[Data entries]
------------
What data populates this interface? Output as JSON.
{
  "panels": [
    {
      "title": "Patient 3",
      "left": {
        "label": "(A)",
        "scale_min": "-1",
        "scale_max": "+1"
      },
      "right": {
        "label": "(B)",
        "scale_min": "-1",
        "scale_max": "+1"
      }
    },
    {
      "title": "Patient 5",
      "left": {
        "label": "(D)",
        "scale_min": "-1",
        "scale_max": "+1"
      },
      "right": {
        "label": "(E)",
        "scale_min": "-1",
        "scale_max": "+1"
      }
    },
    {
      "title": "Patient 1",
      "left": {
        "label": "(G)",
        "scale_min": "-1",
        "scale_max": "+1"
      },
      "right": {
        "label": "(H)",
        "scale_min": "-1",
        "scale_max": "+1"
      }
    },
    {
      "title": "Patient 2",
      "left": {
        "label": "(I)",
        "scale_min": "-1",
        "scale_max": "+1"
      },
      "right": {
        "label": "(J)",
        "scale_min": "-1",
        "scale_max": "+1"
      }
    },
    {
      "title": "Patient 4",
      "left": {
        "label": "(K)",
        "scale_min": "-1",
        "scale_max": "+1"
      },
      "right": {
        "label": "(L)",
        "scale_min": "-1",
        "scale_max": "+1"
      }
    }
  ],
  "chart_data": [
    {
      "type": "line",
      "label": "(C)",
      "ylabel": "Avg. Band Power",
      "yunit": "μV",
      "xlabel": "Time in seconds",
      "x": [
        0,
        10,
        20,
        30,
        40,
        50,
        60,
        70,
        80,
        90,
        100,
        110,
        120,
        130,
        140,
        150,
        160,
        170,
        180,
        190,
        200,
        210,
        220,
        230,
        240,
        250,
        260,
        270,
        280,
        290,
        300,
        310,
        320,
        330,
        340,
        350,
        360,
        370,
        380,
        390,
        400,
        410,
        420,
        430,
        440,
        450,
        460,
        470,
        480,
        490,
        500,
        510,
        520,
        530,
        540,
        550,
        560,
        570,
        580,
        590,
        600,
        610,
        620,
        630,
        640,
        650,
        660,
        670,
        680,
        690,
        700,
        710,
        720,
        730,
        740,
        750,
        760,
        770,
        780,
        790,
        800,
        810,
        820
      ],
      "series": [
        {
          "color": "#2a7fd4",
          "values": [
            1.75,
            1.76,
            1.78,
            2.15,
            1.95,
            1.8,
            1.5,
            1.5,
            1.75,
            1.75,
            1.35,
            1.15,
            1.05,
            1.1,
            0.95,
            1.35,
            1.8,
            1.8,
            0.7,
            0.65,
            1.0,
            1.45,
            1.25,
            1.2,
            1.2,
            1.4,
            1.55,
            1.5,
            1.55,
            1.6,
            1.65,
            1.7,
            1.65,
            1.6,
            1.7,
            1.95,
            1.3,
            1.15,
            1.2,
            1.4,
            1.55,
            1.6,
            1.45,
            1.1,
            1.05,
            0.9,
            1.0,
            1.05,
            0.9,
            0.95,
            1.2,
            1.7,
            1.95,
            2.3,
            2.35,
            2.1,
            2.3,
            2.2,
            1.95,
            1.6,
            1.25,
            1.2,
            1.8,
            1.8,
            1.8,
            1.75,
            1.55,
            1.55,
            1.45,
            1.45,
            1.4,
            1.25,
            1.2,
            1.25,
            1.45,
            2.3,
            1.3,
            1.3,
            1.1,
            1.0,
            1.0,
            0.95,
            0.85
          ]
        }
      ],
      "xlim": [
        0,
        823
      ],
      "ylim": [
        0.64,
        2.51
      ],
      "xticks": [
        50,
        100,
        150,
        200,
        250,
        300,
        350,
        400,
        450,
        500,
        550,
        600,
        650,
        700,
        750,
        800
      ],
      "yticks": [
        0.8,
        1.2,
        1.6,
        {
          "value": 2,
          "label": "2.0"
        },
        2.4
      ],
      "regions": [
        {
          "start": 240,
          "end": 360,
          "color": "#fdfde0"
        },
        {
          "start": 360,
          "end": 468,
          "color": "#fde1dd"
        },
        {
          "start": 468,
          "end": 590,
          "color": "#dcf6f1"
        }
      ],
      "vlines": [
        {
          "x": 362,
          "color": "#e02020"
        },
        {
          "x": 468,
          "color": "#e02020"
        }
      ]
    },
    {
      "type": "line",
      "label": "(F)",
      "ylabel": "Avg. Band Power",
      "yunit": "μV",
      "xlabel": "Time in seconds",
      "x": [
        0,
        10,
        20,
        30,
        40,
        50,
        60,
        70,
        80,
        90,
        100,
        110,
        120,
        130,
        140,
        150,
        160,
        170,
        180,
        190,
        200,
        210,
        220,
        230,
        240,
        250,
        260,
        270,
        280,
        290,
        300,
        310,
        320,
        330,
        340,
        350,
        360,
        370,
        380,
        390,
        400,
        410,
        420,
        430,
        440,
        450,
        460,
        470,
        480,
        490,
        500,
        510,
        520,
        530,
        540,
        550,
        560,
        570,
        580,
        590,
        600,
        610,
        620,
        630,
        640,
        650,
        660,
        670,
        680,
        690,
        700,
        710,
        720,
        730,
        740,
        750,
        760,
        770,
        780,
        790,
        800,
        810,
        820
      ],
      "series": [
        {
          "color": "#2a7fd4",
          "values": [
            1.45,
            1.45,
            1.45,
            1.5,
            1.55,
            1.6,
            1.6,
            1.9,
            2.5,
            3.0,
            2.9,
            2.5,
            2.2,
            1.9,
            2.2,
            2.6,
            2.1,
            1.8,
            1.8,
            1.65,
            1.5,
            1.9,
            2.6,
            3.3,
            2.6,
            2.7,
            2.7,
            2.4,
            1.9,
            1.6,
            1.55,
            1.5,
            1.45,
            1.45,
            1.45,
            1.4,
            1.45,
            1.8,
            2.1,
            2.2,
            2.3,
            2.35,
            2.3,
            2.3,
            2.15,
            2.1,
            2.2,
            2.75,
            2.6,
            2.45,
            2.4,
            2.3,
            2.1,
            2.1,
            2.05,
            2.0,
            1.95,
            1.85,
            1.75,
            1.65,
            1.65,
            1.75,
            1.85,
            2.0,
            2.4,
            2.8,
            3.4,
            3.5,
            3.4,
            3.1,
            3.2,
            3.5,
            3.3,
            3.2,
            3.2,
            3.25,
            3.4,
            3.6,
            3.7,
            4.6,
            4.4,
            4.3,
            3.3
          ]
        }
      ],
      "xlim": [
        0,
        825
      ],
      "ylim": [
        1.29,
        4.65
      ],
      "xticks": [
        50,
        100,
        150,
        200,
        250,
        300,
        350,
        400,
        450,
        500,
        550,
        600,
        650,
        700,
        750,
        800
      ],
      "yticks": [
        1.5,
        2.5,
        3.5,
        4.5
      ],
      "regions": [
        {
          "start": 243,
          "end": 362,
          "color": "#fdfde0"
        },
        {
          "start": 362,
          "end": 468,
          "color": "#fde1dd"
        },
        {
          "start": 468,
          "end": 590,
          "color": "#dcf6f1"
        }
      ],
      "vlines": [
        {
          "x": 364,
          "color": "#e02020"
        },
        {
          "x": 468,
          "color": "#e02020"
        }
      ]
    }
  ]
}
------------
▶ [What the task requires]
Of the lines above, how many include the word "start"? Reply with the number only.

▶ [Response to the exercise]
6